● **The task**: Locate each line below that includes "Рослесхоза" and reproduce it.

● **Data supplied**:

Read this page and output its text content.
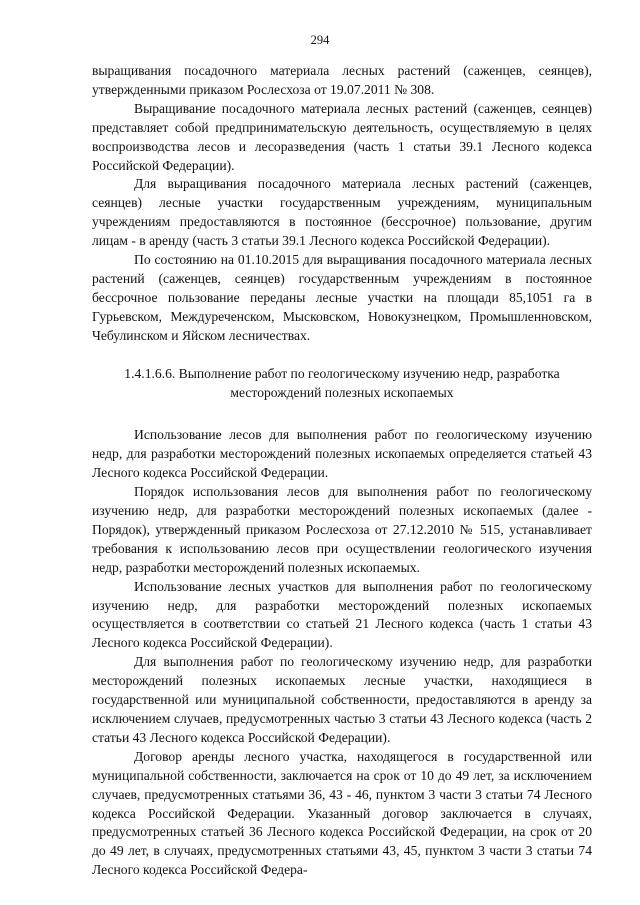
294

выращивания посадочного материала лесных растений (саженцев, сеянцев), утвержденными приказом Рослесхоза от 19.07.2011 № 308.

Выращивание посадочного материала лесных растений (саженцев, сеянцев) представляет собой предпринимательскую деятельность, осуществляемую в целях воспроизводства лесов и лесоразведения (часть 1 статьи 39.1 Лесного кодекса Российской Федерации).

Для выращивания посадочного материала лесных растений (саженцев, сеянцев) лесные участки государственным учреждениям, муниципальным учреждениям предоставляются в постоянное (бессрочное) пользование, другим лицам - в аренду (часть 3 статьи 39.1 Лесного кодекса Российской Федерации).

По состоянию на 01.10.2015 для выращивания посадочного материала лесных растений (саженцев, сеянцев) государственным учреждениям в постоянное бессрочное пользование переданы лесные участки на площади 85,1051 га в Гурьевском, Междуреченском, Мысковском, Новокузнецком, Промышленновском, Чебулинском и Яйском лесничествах.

1.4.1.6.6. Выполнение работ по геологическому изучению недр, разработка
месторождений полезных ископаемых

Использование лесов для выполнения работ по геологическому изучению недр, для разработки месторождений полезных ископаемых определяется статьей 43 Лесного кодекса Российской Федерации.

Порядок использования лесов для выполнения работ по геологическому изучению недр, для разработки месторождений полезных ископаемых (далее - Порядок), утвержденный приказом Рослесхоза от 27.12.2010 № 515, устанавливает требования к использованию лесов при осуществлении геологического изучения недр, разработки месторождений полезных ископаемых.

Использование лесных участков для выполнения работ по геологическому изучению недр, для разработки месторождений полезных ископаемых осуществляется в соответствии со статьей 21 Лесного кодекса (часть 1 статьи 43 Лесного кодекса Российской Федерации).

Для выполнения работ по геологическому изучению недр, для разработки месторождений полезных ископаемых лесные участки, находящиеся в государственной или муниципальной собственности, предоставляются в аренду за исключением случаев, предусмотренных частью 3 статьи 43 Лесного кодекса (часть 2 статьи 43 Лесного кодекса Российской Федерации).

Договор аренды лесного участка, находящегося в государственной или муниципальной собственности, заключается на срок от 10 до 49 лет, за исключением случаев, предусмотренных статьями 36, 43 - 46, пунктом 3 части 3 статьи 74 Лесного кодекса Российской Федерации. Указанный договор заключается в случаях, предусмотренных статьей 36 Лесного кодекса Российской Федерации, на срок от 20 до 49 лет, в случаях, предусмотренных статьями 43, 45, пунктом 3 части 3 статьи 74 Лесного кодекса Российской Федера-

● **Written solution**:
выращивания посадочного материала лесных растений (саженцев, сеянцев), утвержденными приказом Рослесхоза от 19.07.2011 № 308.
Порядок использования лесов для выполнения работ по геологическому изучению недр, для разработки месторождений полезных ископаемых (далее - Порядок), утвержденный приказом Рослесхоза от 27.12.2010 № 515, устанавливает требования к использованию лесов при осуществлении геологического изучения недр, разработки месторождений полезных ископаемых.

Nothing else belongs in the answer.